EXERCISE TASK:
Using the listing below, copy every line that mentions "requests".

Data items
********************

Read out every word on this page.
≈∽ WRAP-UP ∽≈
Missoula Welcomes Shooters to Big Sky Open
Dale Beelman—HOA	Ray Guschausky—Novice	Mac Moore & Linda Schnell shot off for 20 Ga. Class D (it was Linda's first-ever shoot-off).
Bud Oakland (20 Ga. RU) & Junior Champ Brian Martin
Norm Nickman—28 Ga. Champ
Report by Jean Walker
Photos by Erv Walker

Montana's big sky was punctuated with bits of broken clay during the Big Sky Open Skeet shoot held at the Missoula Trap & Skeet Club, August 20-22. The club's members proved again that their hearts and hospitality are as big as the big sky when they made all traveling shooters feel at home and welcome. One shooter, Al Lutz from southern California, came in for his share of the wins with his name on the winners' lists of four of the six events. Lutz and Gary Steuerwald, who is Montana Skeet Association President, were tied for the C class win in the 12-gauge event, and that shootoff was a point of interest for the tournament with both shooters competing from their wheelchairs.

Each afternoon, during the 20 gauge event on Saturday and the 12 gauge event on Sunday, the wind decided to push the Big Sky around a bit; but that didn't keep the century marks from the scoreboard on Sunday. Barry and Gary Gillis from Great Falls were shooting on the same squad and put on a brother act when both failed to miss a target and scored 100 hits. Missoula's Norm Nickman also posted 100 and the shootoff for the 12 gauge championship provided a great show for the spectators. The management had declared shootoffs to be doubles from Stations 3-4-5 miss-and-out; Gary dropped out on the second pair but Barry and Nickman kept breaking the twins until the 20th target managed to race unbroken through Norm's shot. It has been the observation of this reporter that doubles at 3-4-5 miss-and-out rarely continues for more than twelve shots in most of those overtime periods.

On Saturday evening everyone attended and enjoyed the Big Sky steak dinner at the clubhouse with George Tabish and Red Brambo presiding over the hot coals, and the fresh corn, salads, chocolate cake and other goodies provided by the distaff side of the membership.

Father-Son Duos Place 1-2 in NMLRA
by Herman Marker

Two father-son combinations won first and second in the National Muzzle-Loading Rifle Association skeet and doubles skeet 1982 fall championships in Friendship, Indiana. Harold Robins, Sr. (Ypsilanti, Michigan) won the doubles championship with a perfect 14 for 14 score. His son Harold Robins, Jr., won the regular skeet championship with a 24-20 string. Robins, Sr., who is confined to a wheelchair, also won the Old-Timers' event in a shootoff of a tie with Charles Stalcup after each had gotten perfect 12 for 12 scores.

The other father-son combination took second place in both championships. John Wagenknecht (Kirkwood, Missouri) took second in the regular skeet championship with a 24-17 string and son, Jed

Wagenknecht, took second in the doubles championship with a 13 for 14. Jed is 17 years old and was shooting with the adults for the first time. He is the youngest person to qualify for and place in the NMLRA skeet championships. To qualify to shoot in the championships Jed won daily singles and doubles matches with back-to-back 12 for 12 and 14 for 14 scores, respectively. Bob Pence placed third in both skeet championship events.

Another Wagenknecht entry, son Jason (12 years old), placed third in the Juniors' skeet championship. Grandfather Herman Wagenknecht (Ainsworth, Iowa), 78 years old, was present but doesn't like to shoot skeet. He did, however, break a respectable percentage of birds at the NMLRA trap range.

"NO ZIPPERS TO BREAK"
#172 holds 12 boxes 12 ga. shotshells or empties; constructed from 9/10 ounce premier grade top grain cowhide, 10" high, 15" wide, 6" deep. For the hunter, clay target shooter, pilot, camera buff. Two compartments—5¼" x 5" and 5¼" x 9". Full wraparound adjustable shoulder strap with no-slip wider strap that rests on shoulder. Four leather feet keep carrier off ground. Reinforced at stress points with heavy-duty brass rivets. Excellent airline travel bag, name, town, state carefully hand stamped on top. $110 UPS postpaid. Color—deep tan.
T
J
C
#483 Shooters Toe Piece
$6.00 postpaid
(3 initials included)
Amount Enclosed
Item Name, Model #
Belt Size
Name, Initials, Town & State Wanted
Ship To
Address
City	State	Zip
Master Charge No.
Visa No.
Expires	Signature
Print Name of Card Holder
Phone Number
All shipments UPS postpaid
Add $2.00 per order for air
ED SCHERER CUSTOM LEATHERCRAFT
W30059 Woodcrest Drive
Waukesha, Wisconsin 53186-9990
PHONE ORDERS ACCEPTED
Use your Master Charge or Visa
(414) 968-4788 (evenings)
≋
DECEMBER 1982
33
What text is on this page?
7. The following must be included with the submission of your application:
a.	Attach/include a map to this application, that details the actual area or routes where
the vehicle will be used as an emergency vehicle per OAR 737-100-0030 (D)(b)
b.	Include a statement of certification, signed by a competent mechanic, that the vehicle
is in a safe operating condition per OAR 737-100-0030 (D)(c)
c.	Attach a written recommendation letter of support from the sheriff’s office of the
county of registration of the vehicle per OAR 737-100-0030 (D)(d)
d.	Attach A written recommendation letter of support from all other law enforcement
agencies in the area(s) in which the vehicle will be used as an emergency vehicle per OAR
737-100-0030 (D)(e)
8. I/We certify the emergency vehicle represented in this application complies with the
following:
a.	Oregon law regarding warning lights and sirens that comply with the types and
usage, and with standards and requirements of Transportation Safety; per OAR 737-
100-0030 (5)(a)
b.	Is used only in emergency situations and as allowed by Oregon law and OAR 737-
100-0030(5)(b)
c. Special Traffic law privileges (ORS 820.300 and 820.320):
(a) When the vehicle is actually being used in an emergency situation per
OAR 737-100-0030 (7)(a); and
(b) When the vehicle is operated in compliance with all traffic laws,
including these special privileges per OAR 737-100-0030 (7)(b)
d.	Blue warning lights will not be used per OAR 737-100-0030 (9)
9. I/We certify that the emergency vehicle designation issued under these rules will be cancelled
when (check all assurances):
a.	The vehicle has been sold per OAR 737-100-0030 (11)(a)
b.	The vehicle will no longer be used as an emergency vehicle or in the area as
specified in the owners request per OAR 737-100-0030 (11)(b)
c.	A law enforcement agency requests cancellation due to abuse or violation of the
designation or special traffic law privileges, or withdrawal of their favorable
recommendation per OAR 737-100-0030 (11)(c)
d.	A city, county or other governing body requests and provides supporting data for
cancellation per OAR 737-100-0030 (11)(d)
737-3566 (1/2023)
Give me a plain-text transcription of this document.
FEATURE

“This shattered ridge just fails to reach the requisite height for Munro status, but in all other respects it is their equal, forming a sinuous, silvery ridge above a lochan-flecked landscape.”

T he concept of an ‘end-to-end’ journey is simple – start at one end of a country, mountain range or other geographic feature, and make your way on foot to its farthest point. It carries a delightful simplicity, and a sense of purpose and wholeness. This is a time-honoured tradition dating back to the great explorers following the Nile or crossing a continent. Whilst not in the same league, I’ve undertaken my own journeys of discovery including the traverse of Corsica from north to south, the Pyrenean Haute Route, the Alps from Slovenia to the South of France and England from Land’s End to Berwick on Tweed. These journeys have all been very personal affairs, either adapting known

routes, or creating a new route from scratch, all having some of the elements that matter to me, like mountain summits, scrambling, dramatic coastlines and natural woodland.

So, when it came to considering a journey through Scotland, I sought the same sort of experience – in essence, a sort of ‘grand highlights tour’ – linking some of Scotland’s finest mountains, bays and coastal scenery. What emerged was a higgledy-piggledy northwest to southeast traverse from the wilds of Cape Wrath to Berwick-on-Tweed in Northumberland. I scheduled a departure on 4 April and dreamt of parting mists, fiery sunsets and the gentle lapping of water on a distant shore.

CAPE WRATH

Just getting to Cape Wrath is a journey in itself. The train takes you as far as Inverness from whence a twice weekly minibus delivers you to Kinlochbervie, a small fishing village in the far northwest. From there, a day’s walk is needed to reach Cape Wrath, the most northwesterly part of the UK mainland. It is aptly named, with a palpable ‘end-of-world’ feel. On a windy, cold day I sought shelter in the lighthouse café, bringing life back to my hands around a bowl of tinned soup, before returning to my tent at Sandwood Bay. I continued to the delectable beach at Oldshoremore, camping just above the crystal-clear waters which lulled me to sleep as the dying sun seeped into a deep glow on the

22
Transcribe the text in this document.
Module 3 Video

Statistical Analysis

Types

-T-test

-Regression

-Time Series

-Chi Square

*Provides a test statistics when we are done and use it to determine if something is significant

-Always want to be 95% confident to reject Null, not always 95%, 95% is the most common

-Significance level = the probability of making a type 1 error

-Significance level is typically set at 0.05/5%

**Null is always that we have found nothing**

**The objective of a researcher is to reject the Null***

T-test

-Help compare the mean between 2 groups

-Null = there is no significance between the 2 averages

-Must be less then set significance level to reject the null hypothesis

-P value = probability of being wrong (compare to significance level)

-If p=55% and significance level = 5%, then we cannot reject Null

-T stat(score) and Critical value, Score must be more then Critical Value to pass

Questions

********************

FULL ANSWER:
c.	A law enforcement agency requests cancellation due to abuse or violation of the
d.	A city, county or other governing body requests and provides supporting data for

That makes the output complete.